Begin

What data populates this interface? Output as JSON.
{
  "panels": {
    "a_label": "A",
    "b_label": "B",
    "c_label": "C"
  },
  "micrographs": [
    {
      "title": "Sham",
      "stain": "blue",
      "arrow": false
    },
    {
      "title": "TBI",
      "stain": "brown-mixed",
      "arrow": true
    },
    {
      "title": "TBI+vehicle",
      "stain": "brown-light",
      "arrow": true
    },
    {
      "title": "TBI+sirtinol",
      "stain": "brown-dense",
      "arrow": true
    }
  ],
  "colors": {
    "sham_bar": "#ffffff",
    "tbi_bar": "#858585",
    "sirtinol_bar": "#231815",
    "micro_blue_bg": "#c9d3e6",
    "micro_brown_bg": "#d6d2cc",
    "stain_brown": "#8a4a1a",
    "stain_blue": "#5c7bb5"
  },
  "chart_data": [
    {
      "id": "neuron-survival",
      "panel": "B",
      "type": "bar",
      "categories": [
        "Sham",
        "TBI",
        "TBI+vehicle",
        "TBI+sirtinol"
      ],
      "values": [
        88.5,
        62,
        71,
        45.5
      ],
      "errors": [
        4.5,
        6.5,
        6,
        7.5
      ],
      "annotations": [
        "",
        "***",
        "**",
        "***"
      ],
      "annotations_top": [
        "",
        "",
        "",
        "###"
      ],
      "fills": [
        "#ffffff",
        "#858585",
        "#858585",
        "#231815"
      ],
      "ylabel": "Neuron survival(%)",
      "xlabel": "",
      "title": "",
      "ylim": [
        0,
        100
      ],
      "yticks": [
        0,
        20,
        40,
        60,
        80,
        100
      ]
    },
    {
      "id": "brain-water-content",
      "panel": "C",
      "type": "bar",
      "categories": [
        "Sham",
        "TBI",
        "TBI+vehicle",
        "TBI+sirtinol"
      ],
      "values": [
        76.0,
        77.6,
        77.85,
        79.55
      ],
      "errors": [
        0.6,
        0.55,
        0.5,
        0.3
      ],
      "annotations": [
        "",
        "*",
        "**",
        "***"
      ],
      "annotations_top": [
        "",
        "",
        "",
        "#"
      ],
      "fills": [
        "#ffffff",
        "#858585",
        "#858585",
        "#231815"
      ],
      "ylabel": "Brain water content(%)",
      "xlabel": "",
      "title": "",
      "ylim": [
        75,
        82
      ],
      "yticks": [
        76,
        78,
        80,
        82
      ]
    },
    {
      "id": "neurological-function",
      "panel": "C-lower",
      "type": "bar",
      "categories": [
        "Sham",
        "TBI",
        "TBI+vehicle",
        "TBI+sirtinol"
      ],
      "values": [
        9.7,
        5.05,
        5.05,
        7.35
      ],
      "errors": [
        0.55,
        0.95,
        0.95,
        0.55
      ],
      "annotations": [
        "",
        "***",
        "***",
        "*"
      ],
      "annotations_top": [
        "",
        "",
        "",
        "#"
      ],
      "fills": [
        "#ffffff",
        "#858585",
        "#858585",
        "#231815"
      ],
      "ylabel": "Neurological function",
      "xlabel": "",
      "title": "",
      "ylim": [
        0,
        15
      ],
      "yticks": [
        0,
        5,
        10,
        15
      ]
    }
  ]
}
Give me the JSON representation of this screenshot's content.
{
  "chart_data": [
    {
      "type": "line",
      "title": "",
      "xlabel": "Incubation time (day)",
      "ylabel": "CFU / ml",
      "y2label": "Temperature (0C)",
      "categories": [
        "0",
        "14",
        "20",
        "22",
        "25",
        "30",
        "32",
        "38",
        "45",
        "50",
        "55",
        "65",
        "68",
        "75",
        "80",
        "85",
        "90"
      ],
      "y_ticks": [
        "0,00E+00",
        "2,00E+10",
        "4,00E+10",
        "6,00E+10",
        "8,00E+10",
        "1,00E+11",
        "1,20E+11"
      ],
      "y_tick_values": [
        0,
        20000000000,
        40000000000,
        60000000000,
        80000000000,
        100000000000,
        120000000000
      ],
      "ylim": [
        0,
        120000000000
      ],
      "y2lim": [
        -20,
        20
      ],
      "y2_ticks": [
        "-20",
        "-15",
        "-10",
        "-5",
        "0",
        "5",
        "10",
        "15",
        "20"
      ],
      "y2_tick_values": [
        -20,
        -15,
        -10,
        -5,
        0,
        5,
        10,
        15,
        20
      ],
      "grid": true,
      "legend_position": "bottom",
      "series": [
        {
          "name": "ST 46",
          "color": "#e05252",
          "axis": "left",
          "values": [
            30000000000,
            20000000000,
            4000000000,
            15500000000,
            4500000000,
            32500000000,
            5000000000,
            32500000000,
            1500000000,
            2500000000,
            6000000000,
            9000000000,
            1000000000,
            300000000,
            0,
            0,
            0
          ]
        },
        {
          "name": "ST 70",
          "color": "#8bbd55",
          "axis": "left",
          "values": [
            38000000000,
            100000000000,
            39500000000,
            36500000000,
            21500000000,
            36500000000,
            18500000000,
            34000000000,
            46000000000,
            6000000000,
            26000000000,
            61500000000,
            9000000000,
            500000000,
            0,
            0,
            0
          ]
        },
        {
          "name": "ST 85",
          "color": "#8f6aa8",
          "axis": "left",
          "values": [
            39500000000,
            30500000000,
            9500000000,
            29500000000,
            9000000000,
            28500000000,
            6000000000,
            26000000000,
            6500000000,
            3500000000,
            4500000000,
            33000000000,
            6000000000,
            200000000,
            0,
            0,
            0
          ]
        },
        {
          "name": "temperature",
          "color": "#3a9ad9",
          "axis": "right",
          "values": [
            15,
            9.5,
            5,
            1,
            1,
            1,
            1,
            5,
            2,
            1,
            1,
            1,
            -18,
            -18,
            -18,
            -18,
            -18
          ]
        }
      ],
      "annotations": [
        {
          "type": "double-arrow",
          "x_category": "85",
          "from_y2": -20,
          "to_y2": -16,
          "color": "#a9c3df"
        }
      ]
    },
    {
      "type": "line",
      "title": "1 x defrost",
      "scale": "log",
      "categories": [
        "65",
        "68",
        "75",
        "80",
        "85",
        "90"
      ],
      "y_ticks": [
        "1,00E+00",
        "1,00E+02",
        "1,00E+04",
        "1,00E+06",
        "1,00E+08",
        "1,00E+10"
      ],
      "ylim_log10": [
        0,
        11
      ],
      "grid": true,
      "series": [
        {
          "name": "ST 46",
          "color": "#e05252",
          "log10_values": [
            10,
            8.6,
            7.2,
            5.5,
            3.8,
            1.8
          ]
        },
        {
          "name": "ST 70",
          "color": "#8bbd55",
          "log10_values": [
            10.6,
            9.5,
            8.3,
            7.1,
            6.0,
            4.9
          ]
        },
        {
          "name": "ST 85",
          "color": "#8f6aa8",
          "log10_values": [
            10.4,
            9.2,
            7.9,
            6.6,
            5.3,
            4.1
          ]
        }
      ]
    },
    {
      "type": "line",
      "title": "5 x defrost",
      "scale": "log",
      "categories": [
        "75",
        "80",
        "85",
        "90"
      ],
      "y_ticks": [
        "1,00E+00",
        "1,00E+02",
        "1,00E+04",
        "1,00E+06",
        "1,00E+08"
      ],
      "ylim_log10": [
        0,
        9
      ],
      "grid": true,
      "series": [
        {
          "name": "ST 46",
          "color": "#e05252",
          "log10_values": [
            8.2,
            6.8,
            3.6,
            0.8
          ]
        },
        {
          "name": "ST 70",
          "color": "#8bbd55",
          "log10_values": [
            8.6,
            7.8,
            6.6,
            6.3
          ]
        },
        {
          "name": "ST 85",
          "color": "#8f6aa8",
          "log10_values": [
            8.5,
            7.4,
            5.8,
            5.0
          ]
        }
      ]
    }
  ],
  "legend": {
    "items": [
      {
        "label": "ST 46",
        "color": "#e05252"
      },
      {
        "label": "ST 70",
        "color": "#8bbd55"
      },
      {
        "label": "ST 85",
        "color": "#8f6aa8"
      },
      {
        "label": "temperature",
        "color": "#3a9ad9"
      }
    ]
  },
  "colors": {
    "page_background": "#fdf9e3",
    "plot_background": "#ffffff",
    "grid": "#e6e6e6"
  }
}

End

Show all lines from the data above in which the word "JSON" appears.

-- RESULT OF THE EXERCISE --
What data populates this interface? Output as JSON.
Give me the JSON representation of this screenshot's content.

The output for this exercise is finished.